REQUIRED TASK:
Note how many lines hold "hàng" and report that number by itself.
·····
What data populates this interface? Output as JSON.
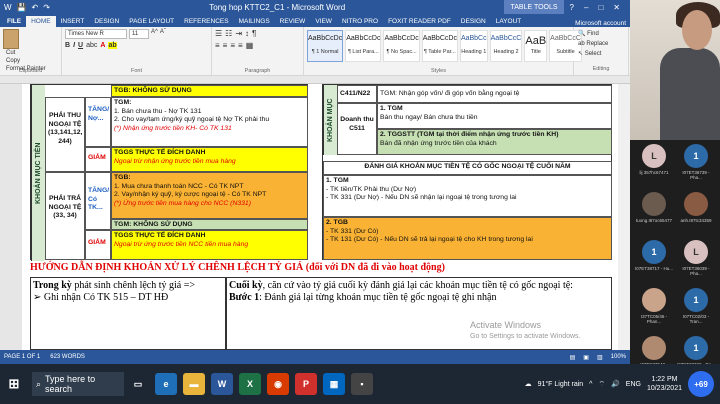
{
  "window": {
    "title": "Tong hop KTTC2_C1 - Microsoft Word",
    "context_group": "TABLE TOOLS",
    "account": "Microsoft account"
  },
  "tabs": [
    "FILE",
    "HOME",
    "INSERT",
    "DESIGN",
    "PAGE LAYOUT",
    "REFERENCES",
    "MAILINGS",
    "REVIEW",
    "VIEW",
    "NITRO PRO",
    "FOXIT READER PDF",
    "DESIGN",
    "LAYOUT"
  ],
  "ribbon": {
    "clipboard": {
      "cut": "Cut",
      "copy": "Copy",
      "format_painter": "Format Painter",
      "paste": "Paste",
      "label": "Clipboard"
    },
    "font": {
      "name": "Times New R",
      "size": "11",
      "label": "Font"
    },
    "paragraph_label": "Paragraph",
    "styles_label": "Styles",
    "styles": [
      {
        "sample": "AaBbCcDc",
        "name": "¶ 1 Normal"
      },
      {
        "sample": "AaBbCcDc",
        "name": "¶ List Para..."
      },
      {
        "sample": "AaBbCcDc",
        "name": "¶ No Spac..."
      },
      {
        "sample": "AaBbCcDc",
        "name": "¶ Table Par..."
      },
      {
        "sample": "AaBbCc",
        "name": "Heading 1"
      },
      {
        "sample": "AaBbCcC",
        "name": "Heading 2"
      },
      {
        "sample": "AaB",
        "name": "Title"
      },
      {
        "sample": "AaBbCcC",
        "name": "Subtitle"
      }
    ],
    "editing": {
      "find": "Find",
      "replace": "Replace",
      "select": "Select",
      "label": "Editing"
    }
  },
  "left_table": {
    "side_label": "KHOẢN MỤC TIỀN",
    "tgb_top": "TGB: KHÔNG SỬ DỤNG",
    "phai_thu": "PHẢI THU NGOẠI TỆ (13,141,12, 244)",
    "tang_no": "TĂNG/ Nợ...",
    "tgm_title": "TGM:",
    "tgm_line1": "1. Bán chưa thu - Nợ TK 131",
    "tgm_line2": "2. Cho vay/tạm ứng/ký quỹ ngoại tệ Nợ TK phải thu",
    "tgm_note": "(*) Nhận ứng trước tiền KH- Có TK 131",
    "giam": "GIẢM",
    "tggs_title": "TGGS THỰC TẾ ĐÍCH DANH",
    "tggs_note": "Ngoại trừ nhận ứng trước tiền mua hàng",
    "phai_tra": "PHẢI TRẢ NGOẠI TỆ (33, 34)",
    "tang_co": "TĂNG/ Có TK...",
    "tgb_title": "TGB:",
    "tgb_line1": "1. Mua chưa thanh toán NCC - Có TK NPT",
    "tgb_line2": "2. Vay/nhận ký quỹ, ký cược ngoại tệ - Có TK NPT",
    "tgb_note": "(*) Ứng trước tiền mua hàng cho NCC (N331)",
    "tgm_none": "TGM: KHÔNG SỬ DỤNG",
    "giam2": "GIẢM",
    "tggs2_title": "TGGS THỰC TẾ ĐÍCH DANH",
    "tggs2_note": "Ngoại trừ ứng trước tiền NCC tiền mua hàng"
  },
  "right_table": {
    "side_label": "KHOẢN MỤC",
    "c411": "C411/N22",
    "c411_text": "TGM: Nhận góp vốn/ đi góp vốn bằng ngoại tệ",
    "doanh_thu": "Doanh thu C511",
    "r1_title": "1. TGM",
    "r1_text": "Bán thu ngay/ Bán chưa thu tiền",
    "r2_title": "2. TGGSTT (TGM tại thời điểm nhận ứng trước tiền KH)",
    "r2_text": "Bán đã nhận ứng trước tiền của khách",
    "eval_title": "ĐÁNH GIÁ KHOẢN MỤC TIỀN TỆ CÓ GỐC NGOẠI TỆ CUỐI NĂM",
    "e1_title": "1. TGM",
    "e1_l1": "- TK tiền/TK Phải thu (Dư Nợ)",
    "e1_l2": "- TK 331 (Dư Nợ) - Nếu DN sẽ nhận lại ngoại tệ trong tương lai",
    "e2_title": "2. TGB",
    "e2_l1": "- TK 331 (Dư Có)",
    "e2_l2": "- TK 131 (Dư Có) - Nếu DN sẽ trả lại ngoại tệ cho KH trong tương lai"
  },
  "doc": {
    "heading": "HƯỚNG DẪN ĐỊNH KHOẢN XỬ LÝ CHÊNH LỆCH TỶ GIÁ (đối với DN đã đi vào hoạt động)",
    "left_line1_bold": "Trong kỳ",
    "left_line1": " phát sinh chênh lệch tỷ giá =>",
    "left_line2": "➢  Ghi nhận Có TK 515 – DT HĐ",
    "right_line1_bold": "Cuối kỳ",
    "right_line1": ", căn cứ vào tỷ giá cuối kỳ đánh giá lại các khoản mục tiền tệ có gốc ngoại tệ:",
    "right_line2_bold": "Bước 1",
    "right_line2": ": Đánh giá lại từng khoản mục tiền tệ gốc ngoại tệ ghi nhận",
    "watermark1": "Activate Windows",
    "watermark2": "Go to Settings to activate Windows."
  },
  "statusbar": {
    "page": "PAGE 1 OF 1",
    "words": "623 WORDS",
    "zoom": "100%"
  },
  "taskbar": {
    "search": "Type here to search",
    "weather": "91°F Light rain",
    "lang": "ENG",
    "time": "1:22 PM",
    "date": "10/23/2021"
  },
  "participants": [
    {
      "initial": "L",
      "label": "lij 357hc67471",
      "color": "#d9c0c0"
    },
    {
      "initial": "1",
      "label": "I07ET38739 - Pha...",
      "color": "#2c6aa8"
    },
    {
      "initial": "",
      "label": "tuong.I87oc65477",
      "color": "#6b5a4e"
    },
    {
      "initial": "",
      "label": "anh.I87tc34359",
      "color": "#8a5b43"
    },
    {
      "initial": "1",
      "label": "I07ET38717 - Hu...",
      "color": "#2c6aa8"
    },
    {
      "initial": "L",
      "label": "I07ET36039 - Pha...",
      "color": "#d9c0c0"
    },
    {
      "initial": "",
      "label": "I37TC05/46 - Phan...",
      "color": "#c9a38a"
    },
    {
      "initial": "1",
      "label": "I07TC02/03 - Tran...",
      "color": "#2c6aa8"
    },
    {
      "initial": "",
      "label": "I07TC37548 - Tran...",
      "color": "#b08a70"
    },
    {
      "initial": "1",
      "label": "I07ET38729 - Do...",
      "color": "#2c6aa8"
    },
    {
      "initial": "",
      "label": "I37TJ46 - Minh N...",
      "color": "#5d4a3a"
    },
    {
      "initial": "+69",
      "label": "",
      "color": "#2f6df0"
    }
  ]
}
·····
EXERCISE RESULT:
3